>> start

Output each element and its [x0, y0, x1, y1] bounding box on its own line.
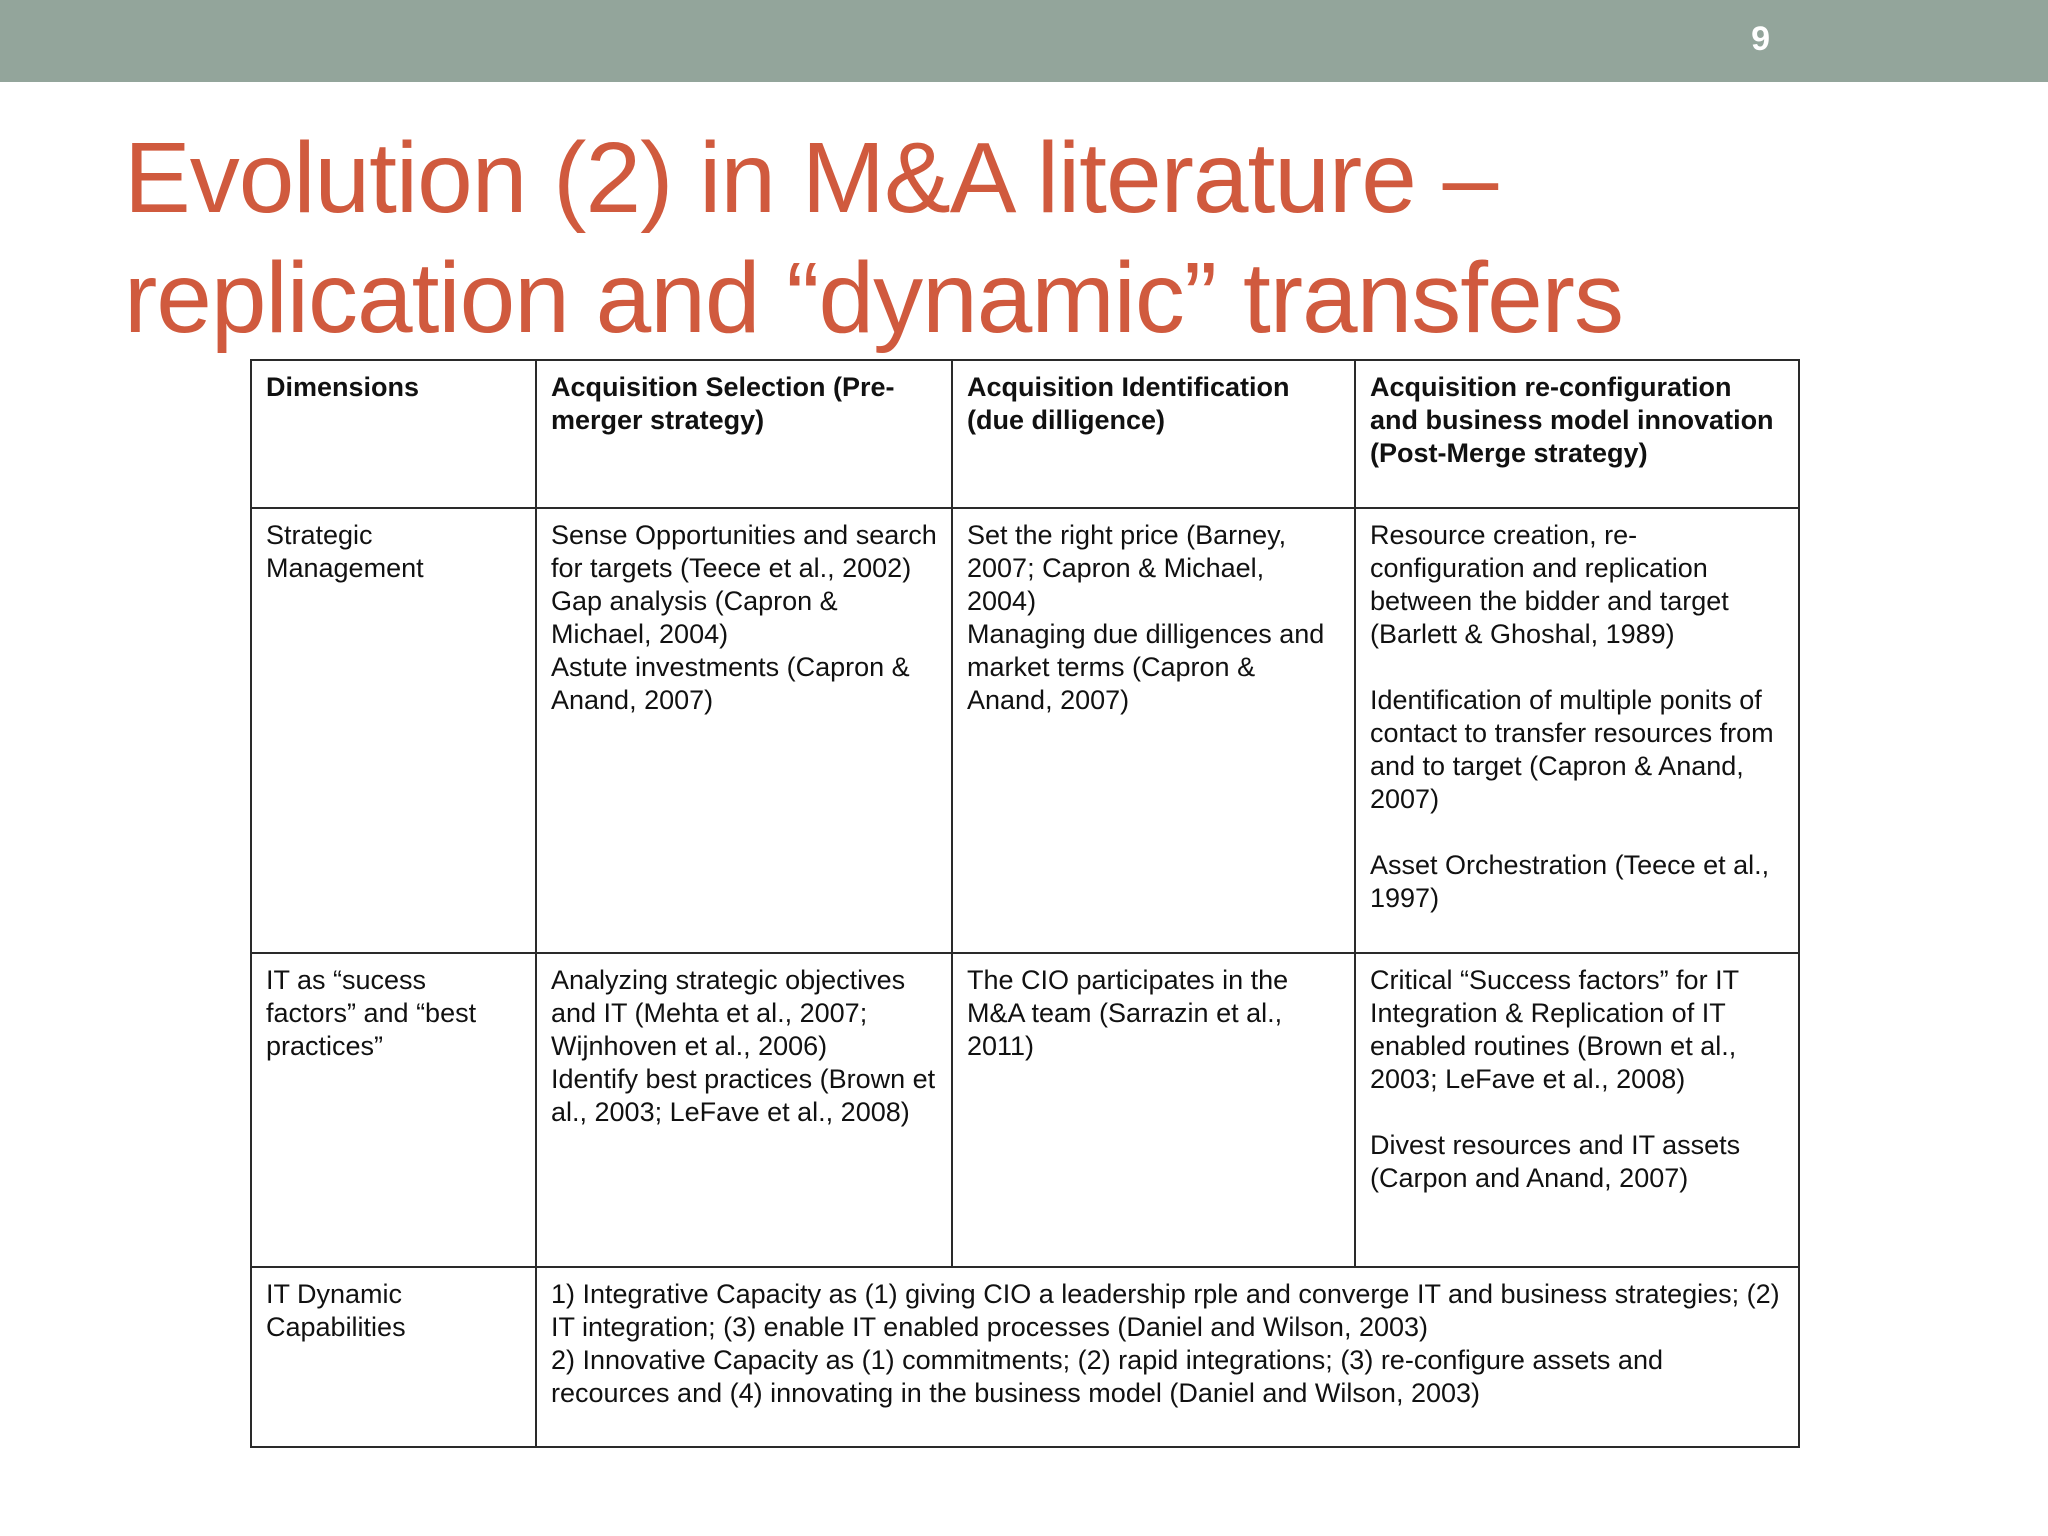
header-acquisition-selection: Acquisition Selection (Pre-merger strategy) [536, 360, 952, 508]
cell-paragraph: The CIO participates in the M&A team (Sarrazin et al., 2011) [967, 965, 1289, 1061]
cell-dimension: IT as “sucess factors” and “best practices” [251, 953, 536, 1267]
cell-paragraph: Managing due dilligences and market terms (Capron & Anand, 2007) [967, 619, 1325, 715]
paragraph-spacer [1370, 816, 1784, 849]
cell-paragraph: Astute investments (Capron & Anand, 2007) [551, 652, 910, 715]
comparison-table [250, 359, 1800, 1448]
cell-paragraph: Analyzing strategic objectives and IT (Mehta et al., 2007; Wijnhoven et al., 2006) [551, 965, 906, 1061]
cell-selection [536, 508, 952, 953]
cell-selection [536, 953, 952, 1267]
paragraph-spacer [1370, 1096, 1784, 1129]
slide-title [124, 118, 1964, 358]
cell-paragraph: Critical “Success factors” for IT Integration & Replication of IT enabled routines (Brown et al., 2003; LeFave et al., 2008) [1370, 965, 1739, 1094]
table-row-strategic-management [251, 508, 1799, 953]
slide-title-line-1: Evolution (2) in M&A literature – [124, 122, 1498, 234]
slide-title-line-2: replication and “dynamic” transfers [124, 242, 1623, 354]
cell-paragraph: Identify best practices (Brown et al., 2003; LeFave et al., 2008) [551, 1064, 936, 1127]
cell-paragraph: Set the right price (Barney, 2007; Capron & Michael, 2004) [967, 520, 1287, 616]
cell-paragraph: Sense Opportunities and search for targets (Teece et al., 2002) [551, 520, 937, 583]
cell-dimension: Strategic Management [251, 508, 536, 953]
table-header-row [251, 360, 1799, 508]
header-dimensions: Dimensions [251, 360, 536, 508]
cell-reconfiguration [1355, 953, 1799, 1267]
slide-number: 9 [1751, 20, 1770, 58]
paragraph-spacer [1370, 651, 1784, 684]
cell-identification [952, 953, 1355, 1267]
header-acquisition-identification: Acquisition Identification (due dilligence) [952, 360, 1355, 508]
cell-paragraph: Resource creation, re-configuration and replication between the bidder and target (Barlett & Ghoshal, 1989) [1370, 520, 1729, 649]
cell-reconfiguration [1355, 508, 1799, 953]
cell-paragraph: Asset Orchestration (Teece et al., 1997) [1370, 850, 1770, 913]
cell-paragraph: Divest resources and IT assets (Carpon and Anand, 2007) [1370, 1130, 1741, 1193]
top-bar [0, 0, 2048, 82]
cell-paragraph: 1) Integrative Capacity as (1) giving CIO a leadership rple and converge IT and business strategies; (2) IT integration; (3) enable IT enabled processes (Daniel and Wilson, 2003) [551, 1279, 1780, 1342]
cell-paragraph: 2) Innovative Capacity as (1) commitments; (2) rapid integrations; (3) re-configure assets and recources and (4) innovating in the business model (Daniel and Wilson, 2003) [551, 1345, 1663, 1408]
cell-paragraph: Gap analysis (Capron & Michael, 2004) [551, 586, 838, 649]
table-row-it-dynamic-capabilities [251, 1267, 1799, 1447]
cell-identification [952, 508, 1355, 953]
cell-paragraph: Identification of multiple ponits of contact to transfer resources from and to target (Capron & Anand, 2007) [1370, 685, 1774, 814]
cell-merged-capabilities [536, 1267, 1799, 1447]
cell-dimension: IT Dynamic Capabilities [251, 1267, 536, 1447]
header-acquisition-reconfiguration: Acquisition re-configuration and business model innovation (Post-Merge strategy) [1355, 360, 1799, 508]
table-row-it-success-factors [251, 953, 1799, 1267]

>> end

Rewrite all of the records above with every "Teece et al." replaced by "Teece and colleagues", leaving everything else unchanged. Omit the pictures from your answer.

Complete output:
Output each element and its [x0, y0, x1, y1] bounding box on its own line.
header-acquisition-selection: Acquisition Selection (Pre-merger strategy) [536, 360, 952, 508]
cell-paragraph: The CIO participates in the M&A team (Sarrazin et al., 2011) [967, 965, 1289, 1061]
cell-dimension: IT as “sucess factors” and “best practices” [251, 953, 536, 1267]
cell-paragraph: Managing due dilligences and market terms (Capron & Anand, 2007) [967, 619, 1325, 715]
paragraph-spacer [1370, 816, 1784, 849]
cell-paragraph: Astute investments (Capron & Anand, 2007) [551, 652, 910, 715]
comparison-table [250, 359, 1800, 1448]
cell-paragraph: Analyzing strategic objectives and IT (Mehta et al., 2007; Wijnhoven et al., 2006) [551, 965, 906, 1061]
cell-selection [536, 508, 952, 953]
cell-selection [536, 953, 952, 1267]
paragraph-spacer [1370, 1096, 1784, 1129]
slide-title [124, 118, 1964, 358]
cell-paragraph: Critical “Success factors” for IT Integration & Replication of IT enabled routines (Brown et al., 2003; LeFave et al., 2008) [1370, 965, 1739, 1094]
table-row-strategic-management [251, 508, 1799, 953]
slide-title-line-1: Evolution (2) in M&A literature – [124, 122, 1498, 234]
slide-title-line-2: replication and “dynamic” transfers [124, 242, 1623, 354]
cell-paragraph: Identify best practices (Brown et al., 2003; LeFave et al., 2008) [551, 1064, 936, 1127]
cell-paragraph: Set the right price (Barney, 2007; Capron & Michael, 2004) [967, 520, 1287, 616]
cell-paragraph: Sense Opportunities and search for targets (Teece and colleagues, 2002) [551, 520, 937, 583]
cell-dimension: Strategic Management [251, 508, 536, 953]
table-header-row [251, 360, 1799, 508]
header-dimensions: Dimensions [251, 360, 536, 508]
cell-reconfiguration [1355, 953, 1799, 1267]
slide-number: 9 [1751, 20, 1770, 58]
paragraph-spacer [1370, 651, 1784, 684]
cell-identification [952, 953, 1355, 1267]
header-acquisition-identification: Acquisition Identification (due dilligence) [952, 360, 1355, 508]
cell-paragraph: Resource creation, re-configuration and replication between the bidder and target (Barlett & Ghoshal, 1989) [1370, 520, 1729, 649]
cell-reconfiguration [1355, 508, 1799, 953]
cell-paragraph: Asset Orchestration (Teece and colleagues, 1997) [1370, 850, 1770, 913]
cell-paragraph: Divest resources and IT assets (Carpon and Anand, 2007) [1370, 1130, 1741, 1193]
top-bar [0, 0, 2048, 82]
cell-paragraph: 1) Integrative Capacity as (1) giving CIO a leadership rple and converge IT and business strategies; (2) IT integration; (3) enable IT enabled processes (Daniel and Wilson, 2003) [551, 1279, 1780, 1342]
cell-paragraph: 2) Innovative Capacity as (1) commitments; (2) rapid integrations; (3) re-configure assets and recources and (4) innovating in the business model (Daniel and Wilson, 2003) [551, 1345, 1663, 1408]
cell-paragraph: Gap analysis (Capron & Michael, 2004) [551, 586, 838, 649]
table-row-it-dynamic-capabilities [251, 1267, 1799, 1447]
cell-identification [952, 508, 1355, 953]
cell-paragraph: Identification of multiple ponits of contact to transfer resources from and to target (Capron & Anand, 2007) [1370, 685, 1774, 814]
cell-merged-capabilities [536, 1267, 1799, 1447]
cell-dimension: IT Dynamic Capabilities [251, 1267, 536, 1447]
header-acquisition-reconfiguration: Acquisition re-configuration and business model innovation (Post-Merge strategy) [1355, 360, 1799, 508]
table-row-it-success-factors [251, 953, 1799, 1267]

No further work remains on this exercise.